[Start Selected text]

If I were to create videos I would make them on either peertube or Odysee. I wasn't really aware of either platform other than vague whispers of them until recently, and I find it difficult to gauge the community sentiment on which of these platforms would be suitable for finding interesting content as well as posting it, hence this post.
Yeah, YouTube's value is not so much the content creators but that its the go to place for the average person to upload something.
So if you need a tutorial on something like fixing something at home or finding an item in a game someone who hasnt uploaded since then can be the one who provided value.
And that's the part that's difficult to replace. Youtube is like a wikipedia video resource.
Personally I feel that YouTube's data centers need to be a public resource. Nationalize them, pay out Google appropriately for their value, and then turn it into public property. YouTube can remain just the way they are and will undoubtedly retain market share because they're recognizable and everyone already has a YT account, but other people can spin up their own video front-end services to compete, while drawing from the same leviathan-sized backend data store which would now be publically owned.
There is just too much general knowledge available through YouTube for me to say it's a good idea to let it all rot behind a corporate firewall. I would love to force YouTube to shut down to then in turn force the availability of third party options. But if we shut it down without a plan to recover their server data then we've just lost a massive international educational platform. Just think of how many people you know personally who learned to fix their car or write code via YouTube University, then expand that to encompass the entire internet-connected world.
I don't think there's a chance in hell this would ever happen, because Google would never open its datacenter to become a public resource no matter how many infinites of dollars you paid them to do so, and the American government (where Google is based) would never legally force them to do so. But I really don't see any other viable path forward to dethrone YouTube and de-monopolize the video sharing industry.

[End Selected text]
[Start Supplied data]

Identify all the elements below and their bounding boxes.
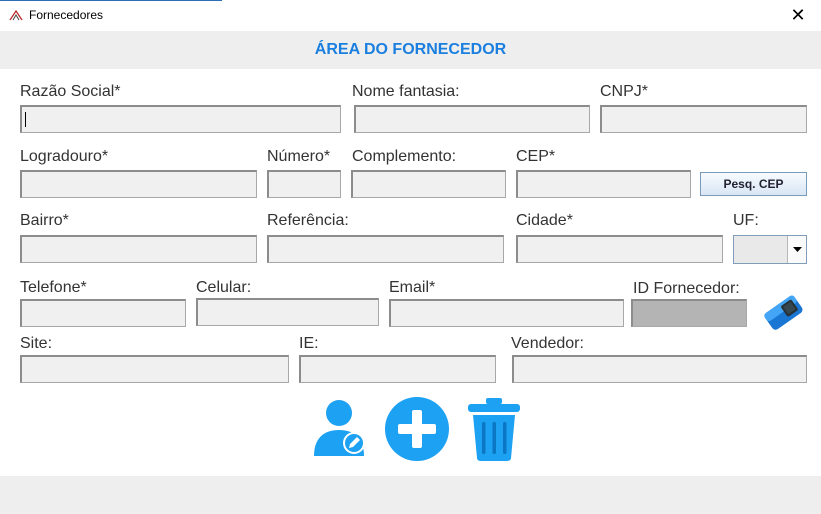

[End Supplied data]

Task list:
#1 In the YouTube discussion, on which two platforms would the first writer make videos?
#2 Set down word for word the passage of the YouTube discussion from "Personally I feel" up to and including "be publically owned.".
Rely only on the YouTube discussion for your answers.

The solutions:
#1 On either peertube or Odysee.

#2
Personally I feel that YouTube's data centers need to be a public resource. Nationalize them, pay out Google appropriately for their value, and then turn it into public property. YouTube can remain just the way they are and will undoubtedly retain market share because they're recognizable and everyone already has a YT account, but other people can spin up their own video front-end services to compete, while drawing from the same leviathan-sized backend data store which would now be publically owned.